*Exercise requirements:*
Quote every line as given.

:::::

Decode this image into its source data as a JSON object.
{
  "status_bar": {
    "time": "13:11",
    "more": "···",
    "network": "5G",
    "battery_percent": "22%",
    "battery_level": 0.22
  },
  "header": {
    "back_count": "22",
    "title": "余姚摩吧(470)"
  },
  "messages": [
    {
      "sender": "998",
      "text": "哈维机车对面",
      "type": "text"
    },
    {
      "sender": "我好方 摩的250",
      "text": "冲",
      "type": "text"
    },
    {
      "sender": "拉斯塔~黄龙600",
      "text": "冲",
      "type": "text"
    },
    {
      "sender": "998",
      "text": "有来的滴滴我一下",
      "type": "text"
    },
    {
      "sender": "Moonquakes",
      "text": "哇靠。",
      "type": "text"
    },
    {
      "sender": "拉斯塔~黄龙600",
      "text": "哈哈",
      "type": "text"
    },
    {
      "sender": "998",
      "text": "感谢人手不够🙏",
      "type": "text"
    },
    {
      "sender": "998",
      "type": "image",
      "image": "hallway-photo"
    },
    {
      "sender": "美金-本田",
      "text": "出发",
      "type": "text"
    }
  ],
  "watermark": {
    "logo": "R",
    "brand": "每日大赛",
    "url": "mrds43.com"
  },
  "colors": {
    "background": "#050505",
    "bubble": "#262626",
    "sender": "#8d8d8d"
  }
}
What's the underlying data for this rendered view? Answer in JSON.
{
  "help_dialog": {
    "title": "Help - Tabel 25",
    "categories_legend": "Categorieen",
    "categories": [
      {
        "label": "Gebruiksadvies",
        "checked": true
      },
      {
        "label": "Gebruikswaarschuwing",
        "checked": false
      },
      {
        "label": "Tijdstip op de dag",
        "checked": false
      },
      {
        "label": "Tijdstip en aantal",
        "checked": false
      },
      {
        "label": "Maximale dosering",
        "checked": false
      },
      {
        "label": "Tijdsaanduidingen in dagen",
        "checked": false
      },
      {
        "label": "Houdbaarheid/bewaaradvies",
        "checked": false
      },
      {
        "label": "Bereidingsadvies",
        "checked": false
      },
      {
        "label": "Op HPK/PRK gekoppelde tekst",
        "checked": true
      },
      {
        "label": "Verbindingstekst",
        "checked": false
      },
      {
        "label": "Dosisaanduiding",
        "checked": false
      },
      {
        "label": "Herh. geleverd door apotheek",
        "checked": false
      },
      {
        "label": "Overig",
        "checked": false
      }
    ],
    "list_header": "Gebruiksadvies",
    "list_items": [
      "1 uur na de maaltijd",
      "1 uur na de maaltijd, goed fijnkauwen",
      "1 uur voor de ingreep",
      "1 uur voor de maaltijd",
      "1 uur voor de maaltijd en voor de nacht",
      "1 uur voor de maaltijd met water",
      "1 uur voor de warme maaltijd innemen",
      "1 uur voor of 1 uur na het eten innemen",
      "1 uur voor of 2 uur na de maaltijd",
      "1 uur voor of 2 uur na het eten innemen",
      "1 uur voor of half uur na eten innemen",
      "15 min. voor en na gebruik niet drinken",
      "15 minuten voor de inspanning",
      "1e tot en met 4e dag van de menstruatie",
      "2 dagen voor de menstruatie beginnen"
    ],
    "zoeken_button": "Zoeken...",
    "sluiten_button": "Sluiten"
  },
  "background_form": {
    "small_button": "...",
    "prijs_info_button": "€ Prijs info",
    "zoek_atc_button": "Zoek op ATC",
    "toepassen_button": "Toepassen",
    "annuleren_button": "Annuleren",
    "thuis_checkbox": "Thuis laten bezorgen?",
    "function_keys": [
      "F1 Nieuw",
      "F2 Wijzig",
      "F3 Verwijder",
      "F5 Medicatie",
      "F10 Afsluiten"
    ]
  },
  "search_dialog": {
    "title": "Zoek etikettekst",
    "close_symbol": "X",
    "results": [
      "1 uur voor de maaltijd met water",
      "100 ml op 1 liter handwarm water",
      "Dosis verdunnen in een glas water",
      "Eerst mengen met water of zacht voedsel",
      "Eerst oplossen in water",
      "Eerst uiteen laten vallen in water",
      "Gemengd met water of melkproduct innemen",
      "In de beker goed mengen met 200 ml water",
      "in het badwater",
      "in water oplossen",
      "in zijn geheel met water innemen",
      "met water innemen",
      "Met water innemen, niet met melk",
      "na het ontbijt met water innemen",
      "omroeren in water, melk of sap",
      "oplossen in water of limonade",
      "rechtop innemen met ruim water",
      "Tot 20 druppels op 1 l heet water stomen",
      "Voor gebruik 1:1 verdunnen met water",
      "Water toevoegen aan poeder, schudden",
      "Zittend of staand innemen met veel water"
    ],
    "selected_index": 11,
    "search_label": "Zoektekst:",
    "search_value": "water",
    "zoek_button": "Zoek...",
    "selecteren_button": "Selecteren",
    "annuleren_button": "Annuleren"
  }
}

:::::

*Answer to this problem:*
Decode this image into its source data as a JSON object.
{
  "status_bar": {
    "time": "13:11",
    "more": "···",
    "network": "5G",
    "battery_percent": "22%",
    "battery_level": 0.22
  },
  "header": {
    "back_count": "22",
    "title": "余姚摩吧(470)"
  },
  "messages": [
    {
      "sender": "998",
      "text": "哈维机车对面",
      "type": "text"
    },
    {
      "sender": "我好方 摩的250",
      "text": "冲",
      "type": "text"
    },
    {
      "sender": "拉斯塔~黄龙600",
      "text": "冲",
      "type": "text"
    },
    {
      "sender": "998",
      "text": "有来的滴滴我一下",
      "type": "text"
    },
    {
      "sender": "Moonquakes",
      "text": "哇靠。",
      "type": "text"
    },
    {
      "sender": "拉斯塔~黄龙600",
      "text": "哈哈",
      "type": "text"
    },
    {
      "sender": "998",
      "text": "感谢人手不够🙏",
      "type": "text"
    },
    {
      "sender": "998",
      "type": "image",
      "image": "hallway-photo"
    },
    {
      "sender": "美金-本田",
      "text": "出发",
      "type": "text"
    }
  ],
  "watermark": {
    "logo": "R",
    "brand": "每日大赛",
    "url": "mrds43.com"
  },
  "colors": {
    "background": "#050505",
    "bubble": "#262626",
    "sender": "#8d8d8d"
  }
}
What's the underlying data for this rendered view? Answer in JSON.
{
  "help_dialog": {
    "title": "Help - Tabel 25",
    "categories_legend": "Categorieen",
    "categories": [
      {
        "label": "Gebruiksadvies",
        "checked": true
      },
      {
        "label": "Gebruikswaarschuwing",
        "checked": false
      },
      {
        "label": "Tijdstip op de dag",
        "checked": false
      },
      {
        "label": "Tijdstip en aantal",
        "checked": false
      },
      {
        "label": "Maximale dosering",
        "checked": false
      },
      {
        "label": "Tijdsaanduidingen in dagen",
        "checked": false
      },
      {
        "label": "Houdbaarheid/bewaaradvies",
        "checked": false
      },
      {
        "label": "Bereidingsadvies",
        "checked": false
      },
      {
        "label": "Op HPK/PRK gekoppelde tekst",
        "checked": true
      },
      {
        "label": "Verbindingstekst",
        "checked": false
      },
      {
        "label": "Dosisaanduiding",
        "checked": false
      },
      {
        "label": "Herh. geleverd door apotheek",
        "checked": false
      },
      {
        "label": "Overig",
        "checked": false
      }
    ],
    "list_header": "Gebruiksadvies",
    "list_items": [
      "1 uur na de maaltijd",
      "1 uur na de maaltijd, goed fijnkauwen",
      "1 uur voor de ingreep",
      "1 uur voor de maaltijd",
      "1 uur voor de maaltijd en voor de nacht",
      "1 uur voor de maaltijd met water",
      "1 uur voor de warme maaltijd innemen",
      "1 uur voor of 1 uur na het eten innemen",
      "1 uur voor of 2 uur na de maaltijd",
      "1 uur voor of 2 uur na het eten innemen",
      "1 uur voor of half uur na eten innemen",
      "15 min. voor en na gebruik niet drinken",
      "15 minuten voor de inspanning",
      "1e tot en met 4e dag van de menstruatie",
      "2 dagen voor de menstruatie beginnen"
    ],
    "zoeken_button": "Zoeken...",
    "sluiten_button": "Sluiten"
  },
  "background_form": {
    "small_button": "...",
    "prijs_info_button": "€ Prijs info",
    "zoek_atc_button": "Zoek op ATC",
    "toepassen_button": "Toepassen",
    "annuleren_button": "Annuleren",
    "thuis_checkbox": "Thuis laten bezorgen?",
    "function_keys": [
      "F1 Nieuw",
      "F2 Wijzig",
      "F3 Verwijder",
      "F5 Medicatie",
      "F10 Afsluiten"
    ]
  },
  "search_dialog": {
    "title": "Zoek etikettekst",
    "close_symbol": "X",
    "results": [
      "1 uur voor de maaltijd met water",
      "100 ml op 1 liter handwarm water",
      "Dosis verdunnen in een glas water",
      "Eerst mengen met water of zacht voedsel",
      "Eerst oplossen in water",
      "Eerst uiteen laten vallen in water",
      "Gemengd met water of melkproduct innemen",
      "In de beker goed mengen met 200 ml water",
      "in het badwater",
      "in water oplossen",
      "in zijn geheel met water innemen",
      "met water innemen",
      "Met water innemen, niet met melk",
      "na het ontbijt met water innemen",
      "omroeren in water, melk of sap",
      "oplossen in water of limonade",
      "rechtop innemen met ruim water",
      "Tot 20 druppels op 1 l heet water stomen",
      "Voor gebruik 1:1 verdunnen met water",
      "Water toevoegen aan poeder, schudden",
      "Zittend of staand innemen met veel water"
    ],
    "selected_index": 11,
    "search_label": "Zoektekst:",
    "search_value": "water",
    "zoek_button": "Zoek...",
    "selecteren_button": "Selecteren",
    "annuleren_button": "Annuleren"
  }
}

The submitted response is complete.